Task instructions:
Transcribe every entry below word for word, but skip the pictures.

Data lines:
_ _ _ _
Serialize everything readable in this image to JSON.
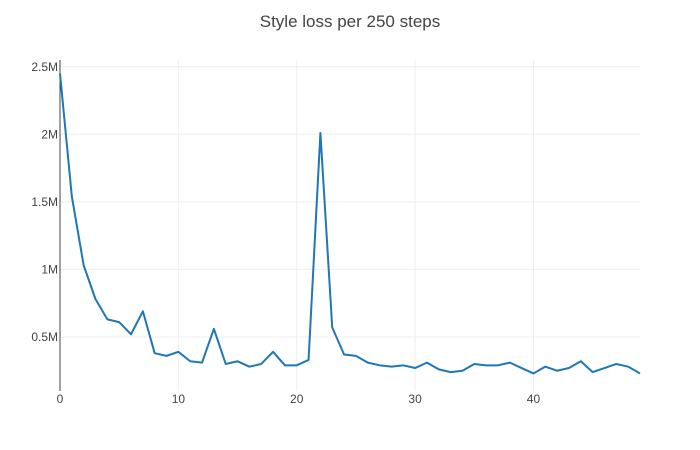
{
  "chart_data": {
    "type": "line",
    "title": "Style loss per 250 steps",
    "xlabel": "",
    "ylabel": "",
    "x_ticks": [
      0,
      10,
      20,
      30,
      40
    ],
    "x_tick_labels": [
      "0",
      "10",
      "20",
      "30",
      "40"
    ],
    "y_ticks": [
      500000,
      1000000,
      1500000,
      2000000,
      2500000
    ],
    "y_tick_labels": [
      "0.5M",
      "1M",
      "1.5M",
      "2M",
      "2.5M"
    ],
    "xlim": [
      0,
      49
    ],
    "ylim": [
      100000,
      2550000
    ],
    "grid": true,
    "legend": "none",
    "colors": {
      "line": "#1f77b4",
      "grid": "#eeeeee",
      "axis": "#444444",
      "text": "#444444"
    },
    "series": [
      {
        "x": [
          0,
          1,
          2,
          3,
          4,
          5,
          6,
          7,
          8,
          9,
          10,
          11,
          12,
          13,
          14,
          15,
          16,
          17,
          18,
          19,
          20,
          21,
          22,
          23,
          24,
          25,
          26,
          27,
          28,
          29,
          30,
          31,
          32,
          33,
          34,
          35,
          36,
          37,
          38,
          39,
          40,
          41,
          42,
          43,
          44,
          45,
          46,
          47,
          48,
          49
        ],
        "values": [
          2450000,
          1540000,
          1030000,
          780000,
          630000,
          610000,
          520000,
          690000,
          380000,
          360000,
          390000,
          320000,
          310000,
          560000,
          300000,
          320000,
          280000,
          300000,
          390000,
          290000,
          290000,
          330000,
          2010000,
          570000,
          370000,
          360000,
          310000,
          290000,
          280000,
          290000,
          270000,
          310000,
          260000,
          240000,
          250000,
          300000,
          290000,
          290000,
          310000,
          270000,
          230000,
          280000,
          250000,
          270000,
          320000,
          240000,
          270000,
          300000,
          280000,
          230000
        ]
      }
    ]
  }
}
_ _ _ _
Output for this exercise:
Serialize everything readable in this image to JSON.
{
  "chart_data": {
    "type": "line",
    "title": "Style loss per 250 steps",
    "xlabel": "",
    "ylabel": "",
    "x_ticks": [
      0,
      10,
      20,
      30,
      40
    ],
    "x_tick_labels": [
      "0",
      "10",
      "20",
      "30",
      "40"
    ],
    "y_ticks": [
      500000,
      1000000,
      1500000,
      2000000,
      2500000
    ],
    "y_tick_labels": [
      "0.5M",
      "1M",
      "1.5M",
      "2M",
      "2.5M"
    ],
    "xlim": [
      0,
      49
    ],
    "ylim": [
      100000,
      2550000
    ],
    "grid": true,
    "legend": "none",
    "colors": {
      "line": "#1f77b4",
      "grid": "#eeeeee",
      "axis": "#444444",
      "text": "#444444"
    },
    "series": [
      {
        "x": [
          0,
          1,
          2,
          3,
          4,
          5,
          6,
          7,
          8,
          9,
          10,
          11,
          12,
          13,
          14,
          15,
          16,
          17,
          18,
          19,
          20,
          21,
          22,
          23,
          24,
          25,
          26,
          27,
          28,
          29,
          30,
          31,
          32,
          33,
          34,
          35,
          36,
          37,
          38,
          39,
          40,
          41,
          42,
          43,
          44,
          45,
          46,
          47,
          48,
          49
        ],
        "values": [
          2450000,
          1540000,
          1030000,
          780000,
          630000,
          610000,
          520000,
          690000,
          380000,
          360000,
          390000,
          320000,
          310000,
          560000,
          300000,
          320000,
          280000,
          300000,
          390000,
          290000,
          290000,
          330000,
          2010000,
          570000,
          370000,
          360000,
          310000,
          290000,
          280000,
          290000,
          270000,
          310000,
          260000,
          240000,
          250000,
          300000,
          290000,
          290000,
          310000,
          270000,
          230000,
          280000,
          250000,
          270000,
          320000,
          240000,
          270000,
          300000,
          280000,
          230000
        ]
      }
    ]
  }
}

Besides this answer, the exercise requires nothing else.